Task to carry out:
Scan the data that follows and count the lines with the string "错误的是"; answer with the count alone.

# Start of Raw data

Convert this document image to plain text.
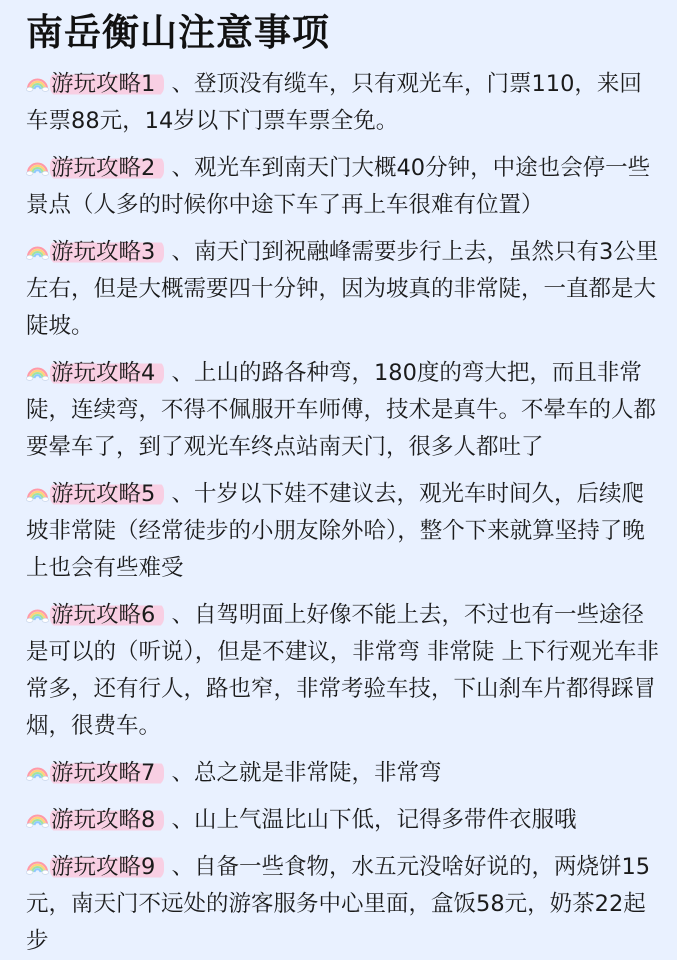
南岳衡山注意事项
游玩攻略1 、登顶没有缆车，只有观光车，门票110，来回车票88元，14岁以下门票车票全免。
游玩攻略2 、观光车到南天门大概40分钟，中途也会停一些景点（人多的时候你中途下车了再上车很难有位置）
游玩攻略3 、南天门到祝融峰需要步行上去，虽然只有3公里左右，但是大概需要四十分钟，因为坡真的非常陡，一直都是大陡坡。
游玩攻略4 、上山的路各种弯，180度的弯大把，而且非常陡，连续弯，不得不佩服开车师傅，技术是真牛。不晕车的人都要晕车了，到了观光车终点站南天门，很多人都吐了
游玩攻略5 、十岁以下娃不建议去，观光车时间久，后续爬坡非常陡（经常徒步的小朋友除外哈），整个下来就算坚持了晚上也会有些难受
游玩攻略6 、自驾明面上好像不能上去，不过也有一些途径是可以的（听说），但是不建议，非常弯 非常陡 上下行观光车非常多，还有行人，路也窄，非常考验车技，下山刹车片都得踩冒烟，很费车。
游玩攻略7 、总之就是非常陡，非常弯
游玩攻略8 、山上气温比山下低，记得多带件衣服哦
游玩攻略9 、自备一些食物，水五元没啥好说的，两烧饼15元，南天门不远处的游客服务中心里面，盒饭58元，奶茶22起步
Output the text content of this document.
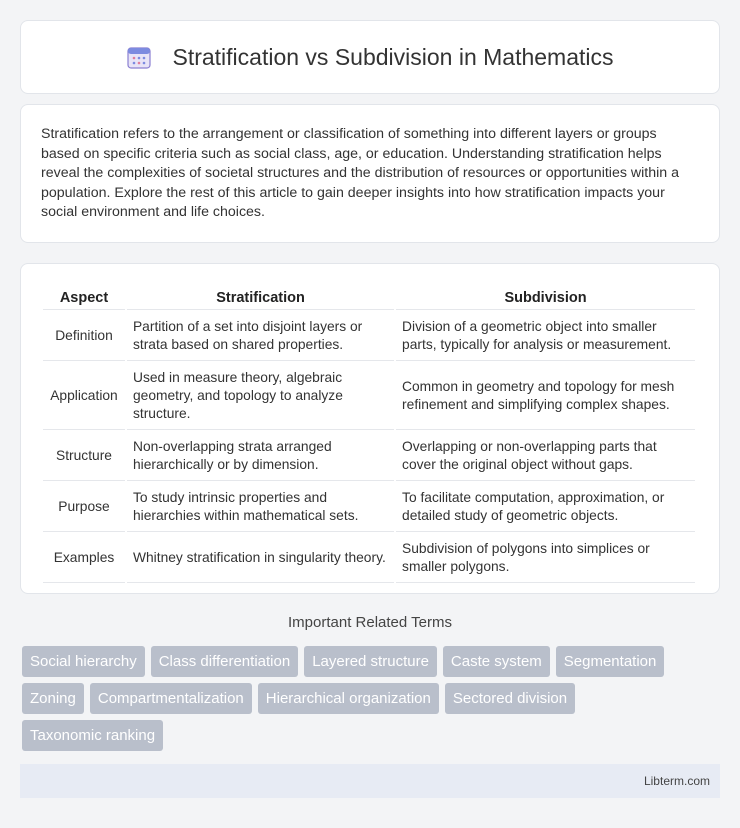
Stratification vs Subdivision in Mathematics

Stratification refers to the arrangement or classification of something into different layers or groups based on specific criteria such as social class, age, or education. Understanding stratification helps reveal the complexities of societal structures and the distribution of resources or opportunities within a population. Explore the rest of this article to gain deeper insights into how stratification impacts your social environment and life choices.

Aspect	Stratification	Subdivision
Definition	Partition of a set into disjoint layers or strata based on shared properties.	Division of a geometric object into smaller parts, typically for analysis or measurement.
Application	Used in measure theory, algebraic geometry, and topology to analyze structure.	Common in geometry and topology for mesh refinement and simplifying complex shapes.
Structure	Non-overlapping strata arranged hierarchically or by dimension.	Overlapping or non-overlapping parts that cover the original object without gaps.
Purpose	To study intrinsic properties and hierarchies within mathematical sets.	To facilitate computation, approximation, or detailed study of geometric objects.
Examples	Whitney stratification in singularity theory.	Subdivision of polygons into simplices or smaller polygons.
Important Related Terms
Social hierarchy	Class differentiation	Layered structure	Caste system	Segmentation
Zoning	Compartmentalization	Hierarchical organization	Sectored division
Taxonomic ranking
Libterm.com
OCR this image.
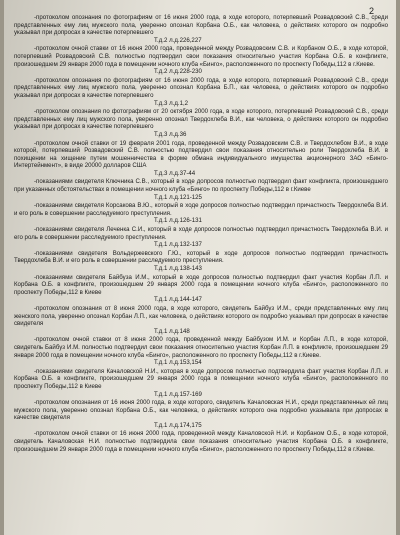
2

-протоколом опознания по фотографиям от 16 июня 2000 года, в ходе которого, потерпевший Розвадовский С.В., среди представленных ему лиц мужского пола, уверенно опознал Корбана О.Б., как человека, о действиях которого он подробно указывал при допросах в качестве потерпевшего

Т.д.2 л.д.226,227

-протоколом очной ставки от 16 июня 2000 года, проведенной между Розвадовским С.В. и Корбаном О.Б., в ходе которой, потерпевший Розвадовский С.В. полностью подтвердил свои показания относительно участия Корбана О.Б. в конфликте, произошедшем 29 января 2000 года в помещении ночного клуба «Бинго», расположенного по проспекту Победы,112 в г.Киеве.

Т.д.2 л.д.228-230

-протоколом опознания по фотографиям от 16 июня 2000 года, в ходе которого, потерпевший Розвадовский С.В., среди представленных ему лиц мужского пола, уверенно опознал Корбана Б.П., как человека, о действиях которого он подробно указывал при допросах в качестве потерпевшего

Т.д.3 л.д.1,2

-протоколом опознания по фотографиям от 20 октября 2000 года, в ходе которого, потерпевший Розвадовский С.В., среди представленных ему лиц мужского пола, уверенно опознал Твердохлеба В.И., как человека, о действиях которого он подробно указывал при допросах в качестве потерпевшего

Т.д.3 л.д.36

-протоколом очной ставки от 19 февраля 2001 года, проведенной между Розвадовским С.В. и Твердохлебом В.И., в ходе которой, потерпевший Розвадовский С.В. полностью подтвердил свои показания относительно роли Твердохлеба В.И. в похищении на хищение путем мошенничества в форме обмана индивидуального имущества акционерного ЗАО «Бинго-Интертейнмент», в виде 20000 долларов США

Т.д.3 л.д.37-44

-показаниями свидетеля Ключника С.В., который в ходе допросов полностью подтвердил факт конфликта, произошедшего при указанных обстоятельствах в помещении ночного клуба «Бинго» по проспекту Победы,112 в г.Киеве

Т.д.1 л.д.121-125

-показаниями свидетеля Корсакова В.Ю., который в ходе допросов полностью подтвердил причастность Твердохлеба В.И. и его роль в совершении расследуемого преступления.

Т.д.1 л.д.126-131

-показаниями свидетеля Леченка С.И., который в ходе допросов полностью подтвердил причастность Твердохлеба В.И. и его роль в совершении расследуемого преступления.

Т.д.1 л.д.132-137

-показаниями свидетеля Вольдержевского Г.Ю., который в ходе допросов полностью подтвердил причастность Твердохлеба В.И. и его роль в совершении расследуемого преступления.

Т.д.1 л.д.138-143

-показаниями свидетеля Байбуза И.М., который в ходе допросов полностью подтвердил факт участия Корбан Л.П. и Корбана О.Б. в конфликте, произошедшем 29 января 2000 года в помещении ночного клуба «Бинго», расположенного по проспекту Победы,112 в Киеве

Т.д.1 л.д.144-147

-протоколом опознания от 8 июня 2000 года, в ходе которого, свидетель Байбуз И.М., среди представленных ему лиц женского пола, уверенно опознал Корбан Л.П., как человека, о действиях которого он подробно указывал при допросах в качестве свидетеля

Т.д.1 л.д.148

-протоколом очной ставки от 8 июня 2000 года, проведенной между Байбузом И.М. и Корбан Л.П., в ходе которой, свидетель Байбуз И.М. полностью подтвердил свои показания относительно участия Корбан Л.П. в конфликте, произошедшем 29 января 2000 года в помещении ночного клуба «Бинго», расположенного по проспекту Победы,112 в г.Киеве.

Т.д.1 л.д.153,154

-показаниями свидетеля Качаловской Н.И., которая в ходе допросов полностью подтвердила факт участия Корбан Л.П. и Корбана О.Б. в конфликте, произошедшем 29 января 2000 года в помещении ночного клуба «Бинго», расположенного по проспекту Победы,112 в Киеве

Т.д.1 л.д.157-169

-протоколом опознания от 16 июня 2000 года, в ходе которого, свидетель Качаловская Н.И., среди представленных ей лиц мужского пола, уверенно опознал Корбана О.Б., как человека, о действиях которого она подробно указывала при допросах в качестве свидетеля

Т.д.1 л.д.174,175

-протоколом очной ставки от 16 июня 2000 года, проведенной между Качаловской Н.И. и Корбаном О.Б., в ходе которой, свидетель Качаловская Н.И. полностью подтвердила свои показания относительно участия Корбана О.Б. в конфликте, произошедшем 29 января 2000 года в помещении ночного клуба «Бинго», расположенного по проспекту Победы,112 в г.Киеве.
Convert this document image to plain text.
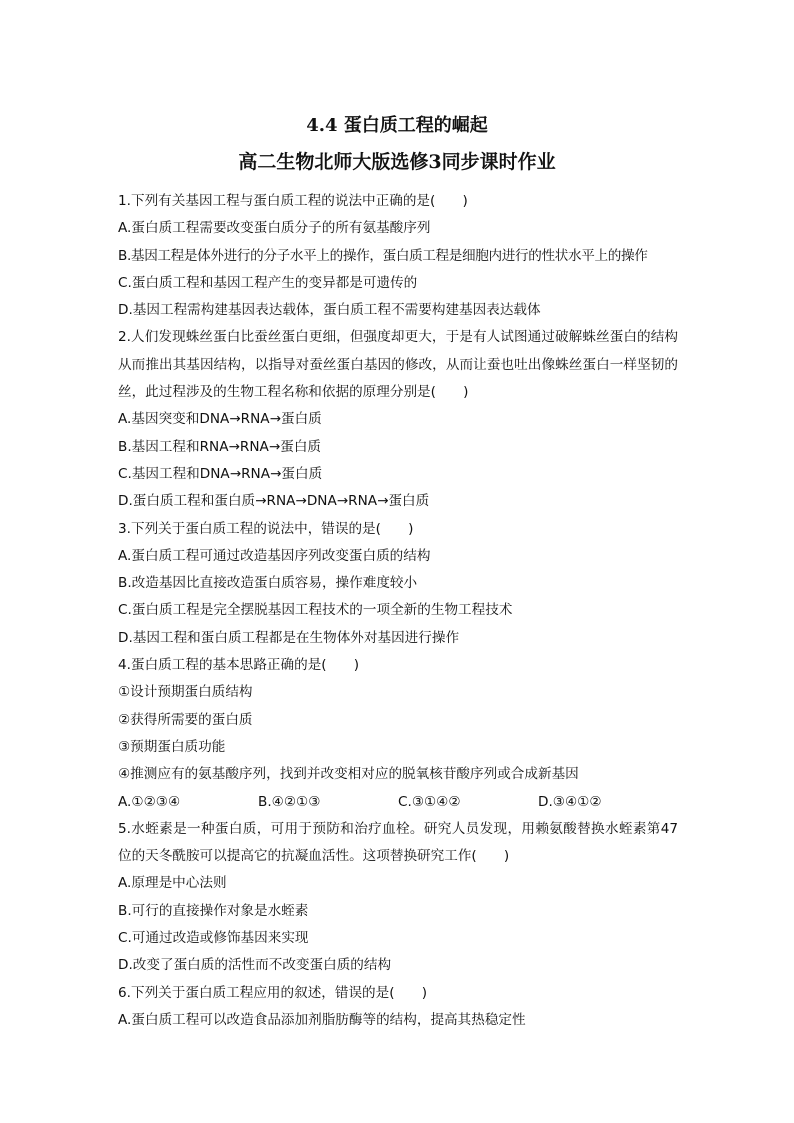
4.4 蛋白质工程的崛起
高二生物北师大版选修3同步课时作业
1.下列有关基因工程与蛋白质工程的说法中正确的是(　　)
A.蛋白质工程需要改变蛋白质分子的所有氨基酸序列
B.基因工程是体外进行的分子水平上的操作，蛋白质工程是细胞内进行的性状水平上的操作
C.蛋白质工程和基因工程产生的变异都是可遗传的
D.基因工程需构建基因表达载体，蛋白质工程不需要构建基因表达载体
2.人们发现蛛丝蛋白比蚕丝蛋白更细，但强度却更大，于是有人试图通过破解蛛丝蛋白的结构从而推出其基因结构，以指导对蚕丝蛋白基因的修改，从而让蚕也吐出像蛛丝蛋白一样坚韧的丝，此过程涉及的生物工程名称和依据的原理分别是(　　)
A.基因突变和DNA→RNA→蛋白质
B.基因工程和RNA→RNA→蛋白质
C.基因工程和DNA→RNA→蛋白质
D.蛋白质工程和蛋白质→RNA→DNA→RNA→蛋白质
3.下列关于蛋白质工程的说法中，错误的是(　　)
A.蛋白质工程可通过改造基因序列改变蛋白质的结构
B.改造基因比直接改造蛋白质容易，操作难度较小
C.蛋白质工程是完全摆脱基因工程技术的一项全新的生物工程技术
D.基因工程和蛋白质工程都是在生物体外对基因进行操作
4.蛋白质工程的基本思路正确的是(　　)
①设计预期蛋白质结构
②获得所需要的蛋白质
③预期蛋白质功能
④推测应有的氨基酸序列，找到并改变相对应的脱氧核苷酸序列或合成新基因
A.①②③④	B.④②①③	C.③①④②	D.③④①②
5.水蛭素是一种蛋白质，可用于预防和治疗血栓。研究人员发现，用赖氨酸替换水蛭素第47位的天冬酰胺可以提高它的抗凝血活性。这项替换研究工作(　　)
A.原理是中心法则
B.可行的直接操作对象是水蛭素
C.可通过改造或修饰基因来实现
D.改变了蛋白质的活性而不改变蛋白质的结构
6.下列关于蛋白质工程应用的叙述，错误的是(　　)
A.蛋白质工程可以改造食品添加剂脂肪酶等的结构，提高其热稳定性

# End of Raw data

Solution to the exercise:
2